**Stated problem**
Of the lines in the entries, how many hold the word "this"? Give that number alone.

**Supplied data**
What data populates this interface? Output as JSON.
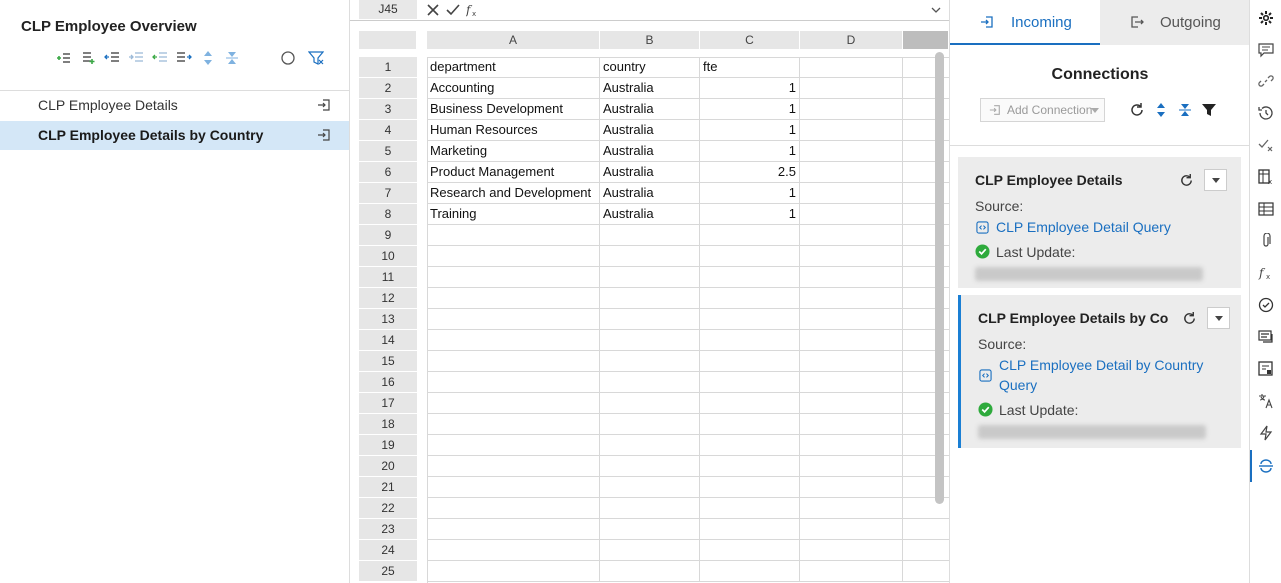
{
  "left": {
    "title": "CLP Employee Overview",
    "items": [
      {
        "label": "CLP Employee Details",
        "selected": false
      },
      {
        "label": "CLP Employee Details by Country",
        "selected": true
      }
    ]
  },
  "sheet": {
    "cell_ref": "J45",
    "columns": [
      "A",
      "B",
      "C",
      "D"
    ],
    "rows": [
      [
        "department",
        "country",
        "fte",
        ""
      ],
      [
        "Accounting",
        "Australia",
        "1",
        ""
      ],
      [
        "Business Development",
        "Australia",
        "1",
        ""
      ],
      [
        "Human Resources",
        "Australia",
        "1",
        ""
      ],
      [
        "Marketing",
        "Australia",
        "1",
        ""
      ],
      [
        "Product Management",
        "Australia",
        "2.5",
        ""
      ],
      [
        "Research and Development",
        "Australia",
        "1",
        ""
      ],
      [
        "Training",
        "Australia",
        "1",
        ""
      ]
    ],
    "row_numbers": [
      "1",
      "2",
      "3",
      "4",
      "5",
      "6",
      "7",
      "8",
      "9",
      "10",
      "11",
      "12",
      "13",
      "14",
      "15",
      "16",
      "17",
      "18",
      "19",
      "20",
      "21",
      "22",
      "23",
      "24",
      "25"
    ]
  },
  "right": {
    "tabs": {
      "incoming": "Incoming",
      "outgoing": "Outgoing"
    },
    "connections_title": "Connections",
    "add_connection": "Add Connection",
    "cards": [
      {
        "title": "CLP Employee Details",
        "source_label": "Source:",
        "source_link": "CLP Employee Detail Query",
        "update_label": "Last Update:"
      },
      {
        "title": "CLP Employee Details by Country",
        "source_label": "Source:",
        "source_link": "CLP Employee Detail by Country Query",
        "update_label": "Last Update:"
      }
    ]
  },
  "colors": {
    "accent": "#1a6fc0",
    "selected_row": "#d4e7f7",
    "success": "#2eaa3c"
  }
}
==
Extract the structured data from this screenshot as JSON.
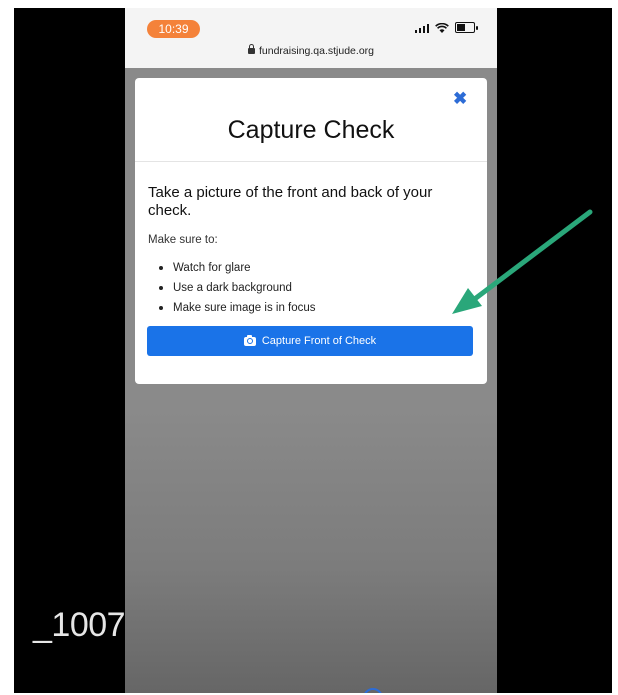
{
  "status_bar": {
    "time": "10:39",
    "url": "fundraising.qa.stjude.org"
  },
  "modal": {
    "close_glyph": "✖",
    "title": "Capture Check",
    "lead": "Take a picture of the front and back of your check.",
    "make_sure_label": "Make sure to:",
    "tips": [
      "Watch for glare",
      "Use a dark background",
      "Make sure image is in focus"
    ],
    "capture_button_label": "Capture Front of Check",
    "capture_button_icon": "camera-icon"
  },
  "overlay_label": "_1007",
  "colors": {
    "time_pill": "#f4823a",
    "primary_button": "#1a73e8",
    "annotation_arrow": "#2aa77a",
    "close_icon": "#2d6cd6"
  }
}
==
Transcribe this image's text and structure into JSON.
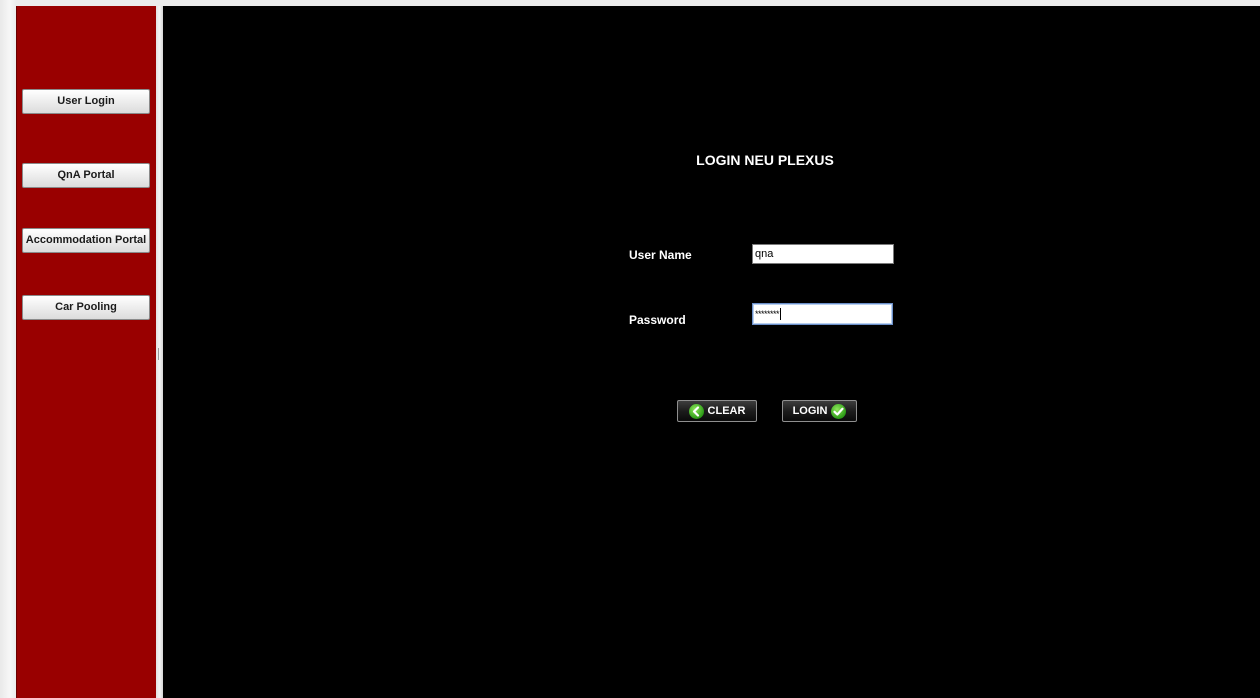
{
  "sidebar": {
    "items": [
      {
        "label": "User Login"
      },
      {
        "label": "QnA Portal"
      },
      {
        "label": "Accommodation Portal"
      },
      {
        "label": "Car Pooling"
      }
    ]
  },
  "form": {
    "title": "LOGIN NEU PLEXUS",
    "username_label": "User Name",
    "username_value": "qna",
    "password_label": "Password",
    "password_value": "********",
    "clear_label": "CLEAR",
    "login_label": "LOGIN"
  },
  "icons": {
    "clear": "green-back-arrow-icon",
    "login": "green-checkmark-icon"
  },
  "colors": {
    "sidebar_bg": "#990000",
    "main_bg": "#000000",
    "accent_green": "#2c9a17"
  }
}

**Answer in full**
3